▶ [What to do] Extract every line of the material that holds the string "Plane".

== Records supplied ==

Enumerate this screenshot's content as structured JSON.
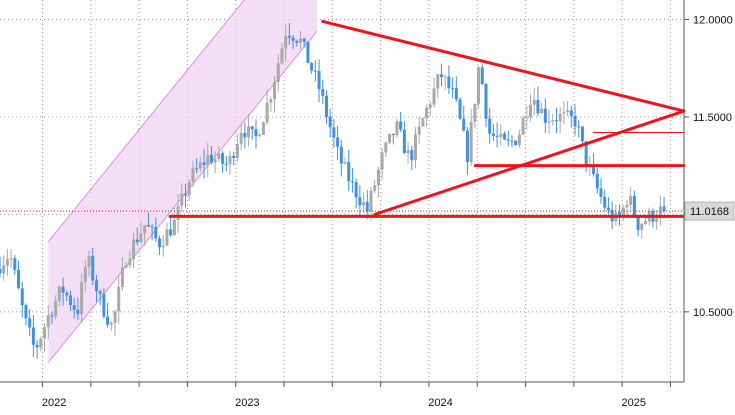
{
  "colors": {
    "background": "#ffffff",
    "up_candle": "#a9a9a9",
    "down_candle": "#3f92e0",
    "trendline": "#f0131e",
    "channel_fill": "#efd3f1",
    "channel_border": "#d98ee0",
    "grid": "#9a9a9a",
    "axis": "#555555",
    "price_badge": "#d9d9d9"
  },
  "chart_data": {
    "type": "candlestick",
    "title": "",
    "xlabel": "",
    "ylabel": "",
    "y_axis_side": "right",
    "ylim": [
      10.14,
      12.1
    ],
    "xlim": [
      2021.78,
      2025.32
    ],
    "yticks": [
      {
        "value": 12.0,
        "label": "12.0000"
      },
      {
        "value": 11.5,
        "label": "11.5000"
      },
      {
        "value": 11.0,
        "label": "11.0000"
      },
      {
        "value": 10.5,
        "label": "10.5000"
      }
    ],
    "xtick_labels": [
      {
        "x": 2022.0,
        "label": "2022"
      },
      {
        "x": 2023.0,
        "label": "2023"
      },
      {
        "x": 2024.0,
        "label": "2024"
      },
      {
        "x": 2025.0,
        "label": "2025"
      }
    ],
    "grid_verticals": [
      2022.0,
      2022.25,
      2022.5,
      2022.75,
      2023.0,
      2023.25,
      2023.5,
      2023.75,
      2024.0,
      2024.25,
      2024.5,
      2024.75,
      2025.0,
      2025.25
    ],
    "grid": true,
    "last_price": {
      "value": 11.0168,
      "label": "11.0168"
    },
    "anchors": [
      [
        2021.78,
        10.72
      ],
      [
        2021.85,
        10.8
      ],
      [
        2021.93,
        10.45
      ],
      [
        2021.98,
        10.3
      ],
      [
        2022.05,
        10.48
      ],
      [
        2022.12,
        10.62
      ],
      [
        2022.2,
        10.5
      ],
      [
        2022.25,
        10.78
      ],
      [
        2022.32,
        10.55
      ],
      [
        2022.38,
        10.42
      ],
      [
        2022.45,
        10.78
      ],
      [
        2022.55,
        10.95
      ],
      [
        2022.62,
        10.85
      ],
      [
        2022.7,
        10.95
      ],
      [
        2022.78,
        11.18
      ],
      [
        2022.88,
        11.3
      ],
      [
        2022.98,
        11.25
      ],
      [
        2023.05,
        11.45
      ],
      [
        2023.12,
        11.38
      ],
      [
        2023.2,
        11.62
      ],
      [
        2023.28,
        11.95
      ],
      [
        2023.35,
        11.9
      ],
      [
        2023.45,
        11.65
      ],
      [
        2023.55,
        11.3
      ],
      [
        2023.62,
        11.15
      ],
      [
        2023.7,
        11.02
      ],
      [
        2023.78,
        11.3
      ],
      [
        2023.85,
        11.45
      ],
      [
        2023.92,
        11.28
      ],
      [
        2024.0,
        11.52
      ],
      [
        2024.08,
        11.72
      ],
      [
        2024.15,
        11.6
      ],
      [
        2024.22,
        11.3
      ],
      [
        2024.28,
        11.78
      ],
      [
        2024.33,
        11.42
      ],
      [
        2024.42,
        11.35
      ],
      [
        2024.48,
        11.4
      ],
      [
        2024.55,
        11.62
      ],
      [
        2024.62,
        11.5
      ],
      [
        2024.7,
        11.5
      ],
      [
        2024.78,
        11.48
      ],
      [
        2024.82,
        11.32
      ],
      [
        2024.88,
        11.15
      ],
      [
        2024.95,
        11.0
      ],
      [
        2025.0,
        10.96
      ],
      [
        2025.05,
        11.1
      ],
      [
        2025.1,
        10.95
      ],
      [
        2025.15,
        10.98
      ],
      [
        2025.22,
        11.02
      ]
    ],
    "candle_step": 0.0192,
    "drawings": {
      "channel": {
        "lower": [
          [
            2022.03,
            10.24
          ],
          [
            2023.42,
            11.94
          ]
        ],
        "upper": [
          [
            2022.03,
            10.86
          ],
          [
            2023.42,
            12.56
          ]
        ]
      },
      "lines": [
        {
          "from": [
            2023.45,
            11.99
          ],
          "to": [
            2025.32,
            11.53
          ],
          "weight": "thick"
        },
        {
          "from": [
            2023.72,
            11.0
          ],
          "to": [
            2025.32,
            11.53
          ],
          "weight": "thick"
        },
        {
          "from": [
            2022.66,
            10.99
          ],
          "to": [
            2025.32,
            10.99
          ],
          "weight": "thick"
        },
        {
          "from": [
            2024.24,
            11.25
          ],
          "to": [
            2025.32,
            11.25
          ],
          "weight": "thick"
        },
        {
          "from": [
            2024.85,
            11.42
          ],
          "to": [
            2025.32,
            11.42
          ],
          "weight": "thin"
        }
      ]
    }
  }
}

===
== Records supplied ==

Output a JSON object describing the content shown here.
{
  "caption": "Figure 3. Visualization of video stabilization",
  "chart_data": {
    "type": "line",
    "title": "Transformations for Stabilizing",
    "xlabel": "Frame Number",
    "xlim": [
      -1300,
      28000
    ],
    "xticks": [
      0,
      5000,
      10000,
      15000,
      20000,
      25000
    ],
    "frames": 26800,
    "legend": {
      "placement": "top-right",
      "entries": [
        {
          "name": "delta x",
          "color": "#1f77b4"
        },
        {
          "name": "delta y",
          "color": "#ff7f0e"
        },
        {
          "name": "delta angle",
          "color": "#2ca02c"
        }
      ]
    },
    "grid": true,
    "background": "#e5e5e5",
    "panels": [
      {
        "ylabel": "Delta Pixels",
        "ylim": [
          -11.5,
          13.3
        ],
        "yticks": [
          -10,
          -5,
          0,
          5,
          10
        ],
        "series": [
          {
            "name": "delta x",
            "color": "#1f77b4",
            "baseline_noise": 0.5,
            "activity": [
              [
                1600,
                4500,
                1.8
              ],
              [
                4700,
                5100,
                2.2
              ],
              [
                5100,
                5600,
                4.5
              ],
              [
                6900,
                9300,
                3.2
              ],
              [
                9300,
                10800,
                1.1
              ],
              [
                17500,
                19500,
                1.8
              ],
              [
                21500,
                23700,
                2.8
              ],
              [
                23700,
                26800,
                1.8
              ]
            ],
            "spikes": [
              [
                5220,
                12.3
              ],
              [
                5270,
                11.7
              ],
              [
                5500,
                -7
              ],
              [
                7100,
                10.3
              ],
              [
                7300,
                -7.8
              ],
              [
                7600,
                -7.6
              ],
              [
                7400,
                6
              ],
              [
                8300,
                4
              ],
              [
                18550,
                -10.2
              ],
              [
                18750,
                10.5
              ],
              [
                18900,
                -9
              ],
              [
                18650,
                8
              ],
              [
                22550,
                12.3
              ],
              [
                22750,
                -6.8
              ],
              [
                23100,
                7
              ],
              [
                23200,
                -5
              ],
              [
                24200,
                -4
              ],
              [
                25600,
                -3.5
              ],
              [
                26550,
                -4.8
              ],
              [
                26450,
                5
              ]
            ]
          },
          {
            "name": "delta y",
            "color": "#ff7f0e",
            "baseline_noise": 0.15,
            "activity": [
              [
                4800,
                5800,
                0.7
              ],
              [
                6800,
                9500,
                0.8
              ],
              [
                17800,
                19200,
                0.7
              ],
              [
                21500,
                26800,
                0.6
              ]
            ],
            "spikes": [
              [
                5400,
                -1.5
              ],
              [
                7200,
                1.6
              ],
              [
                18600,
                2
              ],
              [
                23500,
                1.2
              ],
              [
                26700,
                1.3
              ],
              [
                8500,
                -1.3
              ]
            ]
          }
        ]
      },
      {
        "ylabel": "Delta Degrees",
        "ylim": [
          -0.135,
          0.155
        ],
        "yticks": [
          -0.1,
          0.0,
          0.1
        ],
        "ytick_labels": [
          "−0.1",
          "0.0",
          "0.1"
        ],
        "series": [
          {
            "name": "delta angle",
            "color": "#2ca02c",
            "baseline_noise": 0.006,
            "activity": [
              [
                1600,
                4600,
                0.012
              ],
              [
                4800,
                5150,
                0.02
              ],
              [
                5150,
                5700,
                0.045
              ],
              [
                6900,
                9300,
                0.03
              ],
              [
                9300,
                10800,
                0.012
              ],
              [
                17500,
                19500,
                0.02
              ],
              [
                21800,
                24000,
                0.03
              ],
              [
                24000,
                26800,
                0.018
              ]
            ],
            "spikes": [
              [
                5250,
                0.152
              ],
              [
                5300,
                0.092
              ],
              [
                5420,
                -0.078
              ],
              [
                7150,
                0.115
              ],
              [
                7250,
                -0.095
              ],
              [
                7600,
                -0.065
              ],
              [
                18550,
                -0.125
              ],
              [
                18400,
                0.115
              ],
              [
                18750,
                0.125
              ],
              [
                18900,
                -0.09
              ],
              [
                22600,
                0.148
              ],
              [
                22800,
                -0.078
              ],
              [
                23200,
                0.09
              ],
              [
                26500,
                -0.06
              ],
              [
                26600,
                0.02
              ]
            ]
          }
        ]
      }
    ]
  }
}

===
== Records supplied ==

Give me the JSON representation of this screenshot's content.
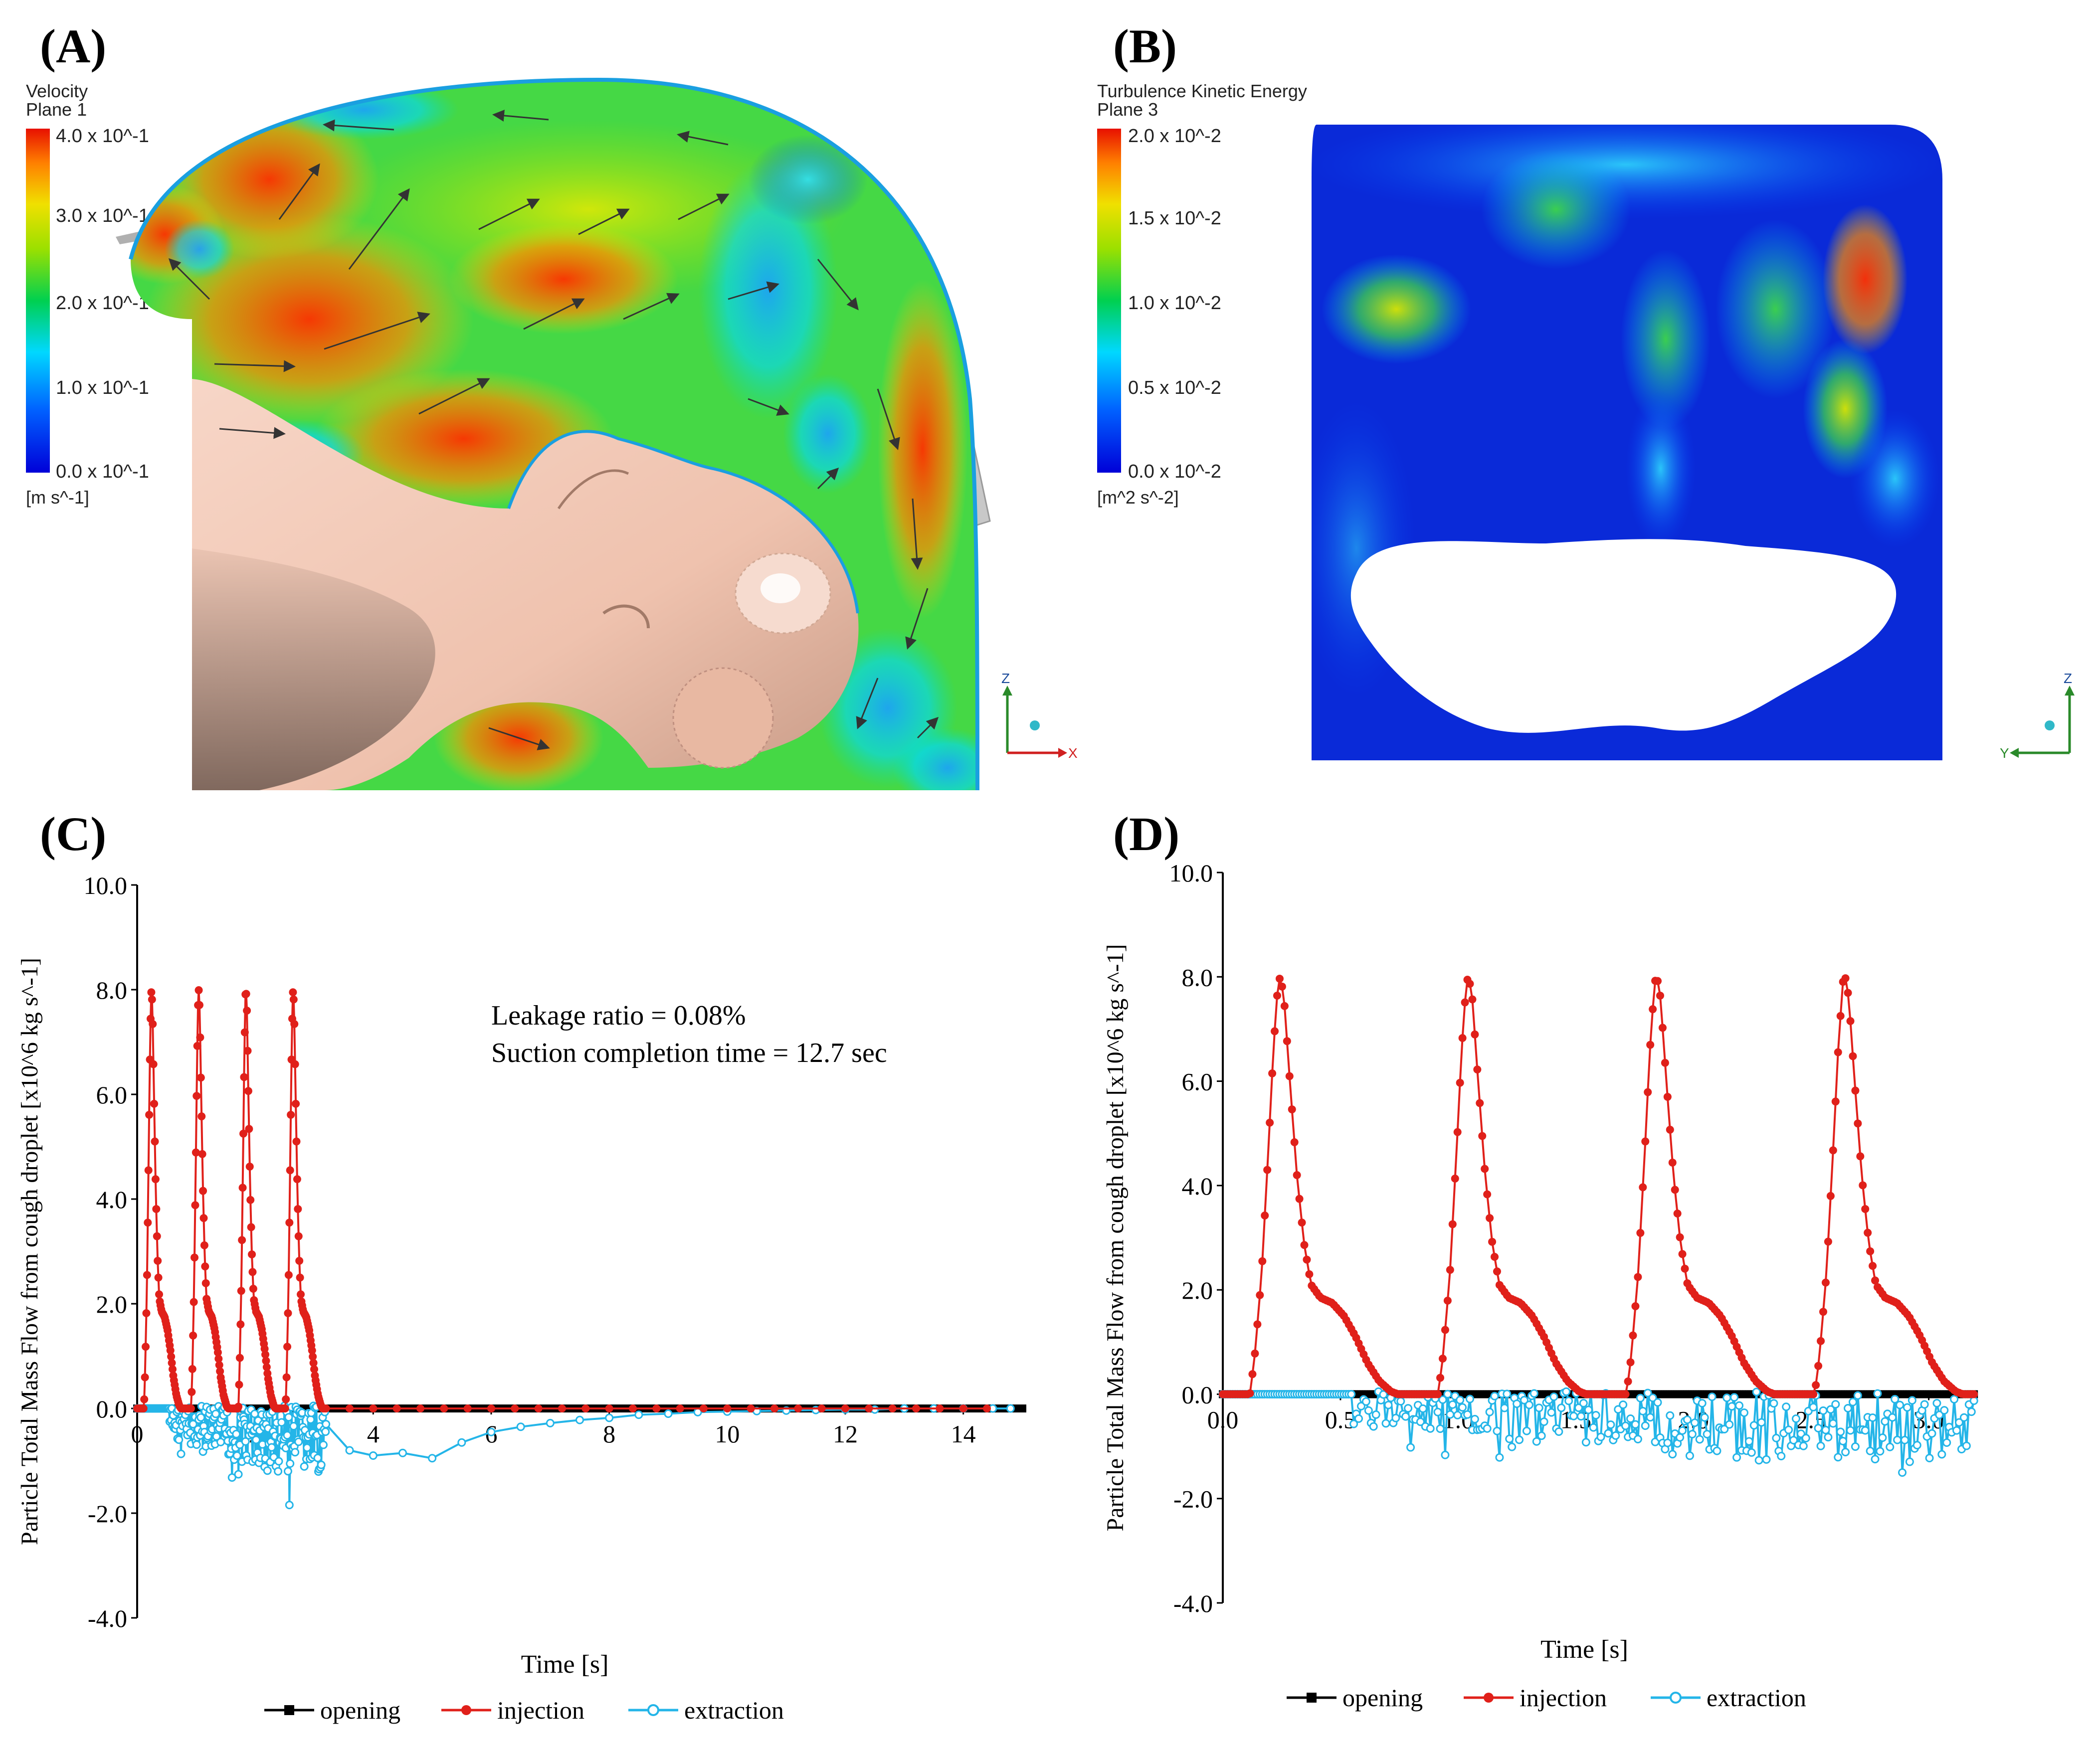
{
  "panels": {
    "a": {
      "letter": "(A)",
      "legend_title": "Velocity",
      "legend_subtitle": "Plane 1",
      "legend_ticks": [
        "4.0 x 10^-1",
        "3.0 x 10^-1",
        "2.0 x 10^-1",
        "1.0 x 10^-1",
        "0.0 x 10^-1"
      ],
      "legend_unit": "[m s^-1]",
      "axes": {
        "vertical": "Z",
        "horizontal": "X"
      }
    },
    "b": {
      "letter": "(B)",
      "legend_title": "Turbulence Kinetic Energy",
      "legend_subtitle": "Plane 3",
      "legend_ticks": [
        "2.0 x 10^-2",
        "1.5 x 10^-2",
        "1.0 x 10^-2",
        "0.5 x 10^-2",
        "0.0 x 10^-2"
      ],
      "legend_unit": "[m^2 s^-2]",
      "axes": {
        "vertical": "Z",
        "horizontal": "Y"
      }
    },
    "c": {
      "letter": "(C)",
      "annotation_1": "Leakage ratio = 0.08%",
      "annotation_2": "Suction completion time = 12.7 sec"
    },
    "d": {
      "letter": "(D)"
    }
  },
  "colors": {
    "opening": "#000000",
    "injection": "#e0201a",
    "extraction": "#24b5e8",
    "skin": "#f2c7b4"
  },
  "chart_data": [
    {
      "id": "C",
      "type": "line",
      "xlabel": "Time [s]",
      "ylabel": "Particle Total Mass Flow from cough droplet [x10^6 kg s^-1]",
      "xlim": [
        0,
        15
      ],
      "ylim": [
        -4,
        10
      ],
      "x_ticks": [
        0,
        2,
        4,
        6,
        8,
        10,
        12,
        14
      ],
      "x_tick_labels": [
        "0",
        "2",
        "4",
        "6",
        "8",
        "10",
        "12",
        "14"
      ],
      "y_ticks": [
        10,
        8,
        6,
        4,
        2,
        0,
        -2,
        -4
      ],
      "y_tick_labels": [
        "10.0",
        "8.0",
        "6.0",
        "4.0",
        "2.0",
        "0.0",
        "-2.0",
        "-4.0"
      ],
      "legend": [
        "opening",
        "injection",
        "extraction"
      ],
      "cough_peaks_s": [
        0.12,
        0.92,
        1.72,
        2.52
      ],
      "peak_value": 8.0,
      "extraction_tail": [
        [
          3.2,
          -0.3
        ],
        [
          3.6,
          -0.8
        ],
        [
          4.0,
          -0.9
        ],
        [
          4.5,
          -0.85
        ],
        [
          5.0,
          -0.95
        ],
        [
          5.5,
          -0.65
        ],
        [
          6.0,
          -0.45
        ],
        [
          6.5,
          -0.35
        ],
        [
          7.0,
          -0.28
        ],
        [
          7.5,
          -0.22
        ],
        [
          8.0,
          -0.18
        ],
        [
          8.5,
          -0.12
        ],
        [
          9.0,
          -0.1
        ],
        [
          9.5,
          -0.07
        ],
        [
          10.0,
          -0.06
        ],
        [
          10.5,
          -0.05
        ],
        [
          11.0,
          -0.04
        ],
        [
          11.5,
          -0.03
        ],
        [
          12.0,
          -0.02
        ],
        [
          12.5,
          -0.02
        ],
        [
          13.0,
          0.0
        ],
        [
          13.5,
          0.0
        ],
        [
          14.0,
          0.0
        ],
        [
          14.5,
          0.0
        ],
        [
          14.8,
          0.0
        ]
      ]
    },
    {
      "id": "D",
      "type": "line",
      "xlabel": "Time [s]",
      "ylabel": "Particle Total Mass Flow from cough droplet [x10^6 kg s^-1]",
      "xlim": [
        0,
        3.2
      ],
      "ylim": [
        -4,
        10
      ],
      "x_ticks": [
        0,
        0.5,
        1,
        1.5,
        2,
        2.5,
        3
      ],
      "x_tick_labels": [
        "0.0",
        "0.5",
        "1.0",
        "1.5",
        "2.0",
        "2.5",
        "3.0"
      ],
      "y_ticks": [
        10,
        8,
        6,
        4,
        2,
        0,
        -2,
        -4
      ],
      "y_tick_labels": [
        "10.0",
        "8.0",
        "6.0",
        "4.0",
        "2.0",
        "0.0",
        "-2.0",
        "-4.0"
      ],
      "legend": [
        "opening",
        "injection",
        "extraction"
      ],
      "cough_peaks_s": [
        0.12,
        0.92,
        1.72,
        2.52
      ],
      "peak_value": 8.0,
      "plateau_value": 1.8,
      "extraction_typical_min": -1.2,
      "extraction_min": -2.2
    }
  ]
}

===

▶ [Finished exercise]
      "legend_subtitle": "Plane 1",
      "legend_subtitle": "Plane 3",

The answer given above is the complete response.